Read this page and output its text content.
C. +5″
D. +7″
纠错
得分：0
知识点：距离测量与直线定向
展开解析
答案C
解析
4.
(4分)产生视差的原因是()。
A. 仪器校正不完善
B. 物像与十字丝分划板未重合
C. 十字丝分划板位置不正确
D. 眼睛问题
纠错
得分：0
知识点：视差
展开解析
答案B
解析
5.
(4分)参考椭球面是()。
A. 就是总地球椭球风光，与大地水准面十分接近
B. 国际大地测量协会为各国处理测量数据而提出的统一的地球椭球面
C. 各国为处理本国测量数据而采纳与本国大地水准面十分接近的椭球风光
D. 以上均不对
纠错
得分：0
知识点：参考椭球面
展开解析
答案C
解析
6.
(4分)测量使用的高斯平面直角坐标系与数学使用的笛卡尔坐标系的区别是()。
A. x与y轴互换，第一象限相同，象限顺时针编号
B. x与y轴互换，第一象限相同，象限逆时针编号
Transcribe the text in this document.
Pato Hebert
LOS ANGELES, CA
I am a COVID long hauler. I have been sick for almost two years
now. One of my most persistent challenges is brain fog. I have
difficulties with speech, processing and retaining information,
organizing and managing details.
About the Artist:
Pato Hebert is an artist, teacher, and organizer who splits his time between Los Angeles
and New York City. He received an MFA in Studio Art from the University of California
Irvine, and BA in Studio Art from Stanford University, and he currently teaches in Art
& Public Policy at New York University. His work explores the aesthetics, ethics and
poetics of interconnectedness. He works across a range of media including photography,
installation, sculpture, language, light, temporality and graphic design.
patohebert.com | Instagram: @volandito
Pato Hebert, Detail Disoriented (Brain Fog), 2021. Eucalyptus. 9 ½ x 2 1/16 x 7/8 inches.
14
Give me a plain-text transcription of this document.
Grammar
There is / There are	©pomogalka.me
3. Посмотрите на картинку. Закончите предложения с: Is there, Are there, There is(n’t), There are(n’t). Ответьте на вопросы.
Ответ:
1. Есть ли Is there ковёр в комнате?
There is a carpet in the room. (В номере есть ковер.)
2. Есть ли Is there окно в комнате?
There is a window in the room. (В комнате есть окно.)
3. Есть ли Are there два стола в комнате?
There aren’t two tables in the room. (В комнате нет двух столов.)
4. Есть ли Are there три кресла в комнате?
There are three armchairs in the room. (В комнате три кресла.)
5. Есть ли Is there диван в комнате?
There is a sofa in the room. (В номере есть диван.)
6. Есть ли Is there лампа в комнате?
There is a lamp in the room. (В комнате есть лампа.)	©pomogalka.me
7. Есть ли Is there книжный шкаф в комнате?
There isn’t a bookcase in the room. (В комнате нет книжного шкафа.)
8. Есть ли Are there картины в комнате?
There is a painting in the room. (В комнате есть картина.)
==*==
● The request
Every line above should be retyped exactly as given.

● Reply to the exercise
Read this page and output its text content.
C. +5″
D. +7″
纠错
得分：0
知识点：距离测量与直线定向
展开解析
答案C
解析
4.
(4分)产生视差的原因是()。
A. 仪器校正不完善
B. 物像与十字丝分划板未重合
C. 十字丝分划板位置不正确
D. 眼睛问题
纠错
得分：0
知识点：视差
展开解析
答案B
解析
5.
(4分)参考椭球面是()。
A. 就是总地球椭球风光，与大地水准面十分接近
B. 国际大地测量协会为各国处理测量数据而提出的统一的地球椭球面
C. 各国为处理本国测量数据而采纳与本国大地水准面十分接近的椭球风光
D. 以上均不对
纠错
得分：0
知识点：参考椭球面
展开解析
答案C
解析
6.
(4分)测量使用的高斯平面直角坐标系与数学使用的笛卡尔坐标系的区别是()。
A. x与y轴互换，第一象限相同，象限顺时针编号
B. x与y轴互换，第一象限相同，象限逆时针编号
Transcribe the text in this document.
Pato Hebert
LOS ANGELES, CA
I am a COVID long hauler. I have been sick for almost two years
now. One of my most persistent challenges is brain fog. I have
difficulties with speech, processing and retaining information,
organizing and managing details.
About the Artist:
Pato Hebert is an artist, teacher, and organizer who splits his time between Los Angeles
and New York City. He received an MFA in Studio Art from the University of California
Irvine, and BA in Studio Art from Stanford University, and he currently teaches in Art
& Public Policy at New York University. His work explores the aesthetics, ethics and
poetics of interconnectedness. He works across a range of media including photography,
installation, sculpture, language, light, temporality and graphic design.
patohebert.com | Instagram: @volandito
Pato Hebert, Detail Disoriented (Brain Fog), 2021. Eucalyptus. 9 ½ x 2 1/16 x 7/8 inches.
14
Give me a plain-text transcription of this document.
Grammar
There is / There are	©pomogalka.me
3. Посмотрите на картинку. Закончите предложения с: Is there, Are there, There is(n’t), There are(n’t). Ответьте на вопросы.
Ответ:
1. Есть ли Is there ковёр в комнате?
There is a carpet in the room. (В номере есть ковер.)
2. Есть ли Is there окно в комнате?
There is a window in the room. (В комнате есть окно.)
3. Есть ли Are there два стола в комнате?
There aren’t two tables in the room. (В комнате нет двух столов.)
4. Есть ли Are there три кресла в комнате?
There are three armchairs in the room. (В комнате три кресла.)
5. Есть ли Is there диван в комнате?
There is a sofa in the room. (В номере есть диван.)
6. Есть ли Is there лампа в комнате?
There is a lamp in the room. (В комнате есть лампа.)	©pomogalka.me
7. Есть ли Is there книжный шкаф в комнате?
There isn’t a bookcase in the room. (В комнате нет книжного шкафа.)
8. Есть ли Are there картины в комнате?
There is a painting in the room. (В комнате есть картина.)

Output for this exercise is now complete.